▶ **Stored rows**
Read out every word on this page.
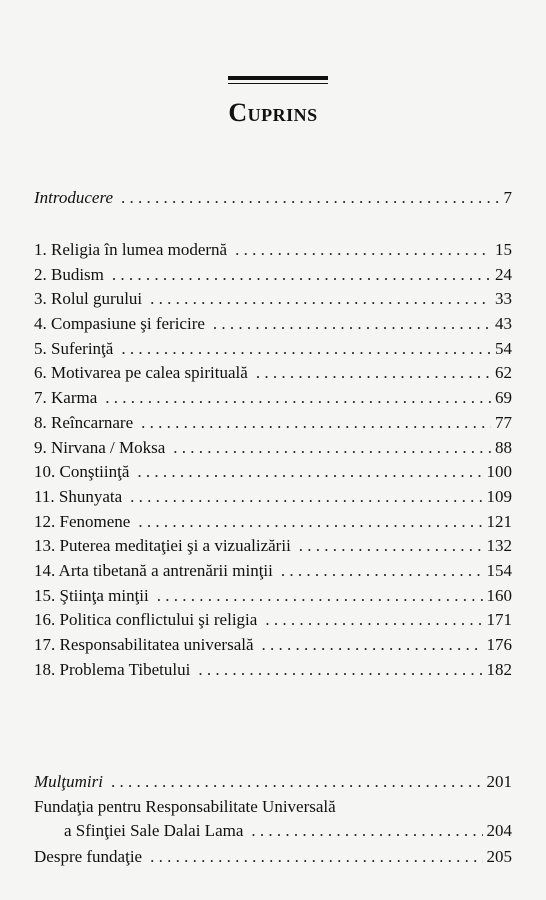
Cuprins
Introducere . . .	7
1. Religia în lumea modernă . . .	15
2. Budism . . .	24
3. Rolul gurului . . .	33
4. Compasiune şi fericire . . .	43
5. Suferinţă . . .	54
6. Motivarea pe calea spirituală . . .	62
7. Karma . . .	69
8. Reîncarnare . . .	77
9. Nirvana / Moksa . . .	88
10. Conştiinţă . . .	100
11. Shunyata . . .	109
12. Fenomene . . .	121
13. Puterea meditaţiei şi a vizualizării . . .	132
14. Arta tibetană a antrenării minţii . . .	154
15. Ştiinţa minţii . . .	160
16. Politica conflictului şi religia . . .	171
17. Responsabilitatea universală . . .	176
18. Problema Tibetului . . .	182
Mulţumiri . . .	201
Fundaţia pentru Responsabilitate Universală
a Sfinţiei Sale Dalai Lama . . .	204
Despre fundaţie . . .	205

▶ **Exercise**
Quote the entries above word for word. Leave the images out.

▶ **Exercise output**
Read out every word on this page.
Cuprins
Introducere . . .	7
1. Religia în lumea modernă . . .	15
2. Budism . . .	24
3. Rolul gurului . . .	33
4. Compasiune şi fericire . . .	43
5. Suferinţă . . .	54
6. Motivarea pe calea spirituală . . .	62
7. Karma . . .	69
8. Reîncarnare . . .	77
9. Nirvana / Moksa . . .	88
10. Conştiinţă . . .	100
11. Shunyata . . .	109
12. Fenomene . . .	121
13. Puterea meditaţiei şi a vizualizării . . .	132
14. Arta tibetană a antrenării minţii . . .	154
15. Ştiinţa minţii . . .	160
16. Politica conflictului şi religia . . .	171
17. Responsabilitatea universală . . .	176
18. Problema Tibetului . . .	182
Mulţumiri . . .	201
Fundaţia pentru Responsabilitate Universală
a Sfinţiei Sale Dalai Lama . . .	204
Despre fundaţie . . .	205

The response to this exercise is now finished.